Goal of the exercise: Retype the listing that follows, word for word.

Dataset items

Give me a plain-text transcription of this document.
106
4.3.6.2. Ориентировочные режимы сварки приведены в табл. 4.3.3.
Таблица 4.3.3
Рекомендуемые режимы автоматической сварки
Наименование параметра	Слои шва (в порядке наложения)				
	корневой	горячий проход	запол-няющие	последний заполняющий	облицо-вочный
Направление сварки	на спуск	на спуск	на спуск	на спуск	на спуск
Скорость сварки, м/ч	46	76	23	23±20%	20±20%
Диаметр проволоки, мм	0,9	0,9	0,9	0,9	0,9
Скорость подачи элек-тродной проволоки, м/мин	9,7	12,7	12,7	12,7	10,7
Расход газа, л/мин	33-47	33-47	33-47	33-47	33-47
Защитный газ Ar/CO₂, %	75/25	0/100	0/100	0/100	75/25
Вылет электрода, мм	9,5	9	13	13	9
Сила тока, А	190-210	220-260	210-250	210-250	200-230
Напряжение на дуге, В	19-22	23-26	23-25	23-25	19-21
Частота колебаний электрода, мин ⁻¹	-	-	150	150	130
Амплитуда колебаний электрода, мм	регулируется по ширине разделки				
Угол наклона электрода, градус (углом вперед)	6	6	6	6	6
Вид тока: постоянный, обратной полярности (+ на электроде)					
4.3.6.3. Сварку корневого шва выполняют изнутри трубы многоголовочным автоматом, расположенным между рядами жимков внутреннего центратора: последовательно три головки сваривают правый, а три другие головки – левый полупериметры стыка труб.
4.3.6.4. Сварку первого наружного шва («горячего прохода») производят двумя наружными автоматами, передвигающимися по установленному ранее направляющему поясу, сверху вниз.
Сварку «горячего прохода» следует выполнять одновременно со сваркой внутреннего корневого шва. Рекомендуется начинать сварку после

Answer in full:
Give me a plain-text transcription of this document.
106
4.3.6.2. Ориентировочные режимы сварки приведены в табл. 4.3.3.
Таблица 4.3.3
Рекомендуемые режимы автоматической сварки
Наименование параметра	Слои шва (в порядке наложения)				
	корневой	горячий проход	запол-няющие	последний заполняющий	облицо-вочный
Направление сварки	на спуск	на спуск	на спуск	на спуск	на спуск
Скорость сварки, м/ч	46	76	23	23±20%	20±20%
Диаметр проволоки, мм	0,9	0,9	0,9	0,9	0,9
Скорость подачи элек-тродной проволоки, м/мин	9,7	12,7	12,7	12,7	10,7
Расход газа, л/мин	33-47	33-47	33-47	33-47	33-47
Защитный газ Ar/CO₂, %	75/25	0/100	0/100	0/100	75/25
Вылет электрода, мм	9,5	9	13	13	9
Сила тока, А	190-210	220-260	210-250	210-250	200-230
Напряжение на дуге, В	19-22	23-26	23-25	23-25	19-21
Частота колебаний электрода, мин ⁻¹	-	-	150	150	130
Амплитуда колебаний электрода, мм	регулируется по ширине разделки				
Угол наклона электрода, градус (углом вперед)	6	6	6	6	6
Вид тока: постоянный, обратной полярности (+ на электроде)					
4.3.6.3. Сварку корневого шва выполняют изнутри трубы многоголовочным автоматом, расположенным между рядами жимков внутреннего центратора: последовательно три головки сваривают правый, а три другие головки – левый полупериметры стыка труб.
4.3.6.4. Сварку первого наружного шва («горячего прохода») производят двумя наружными автоматами, передвигающимися по установленному ранее направляющему поясу, сверху вниз.
Сварку «горячего прохода» следует выполнять одновременно со сваркой внутреннего корневого шва. Рекомендуется начинать сварку после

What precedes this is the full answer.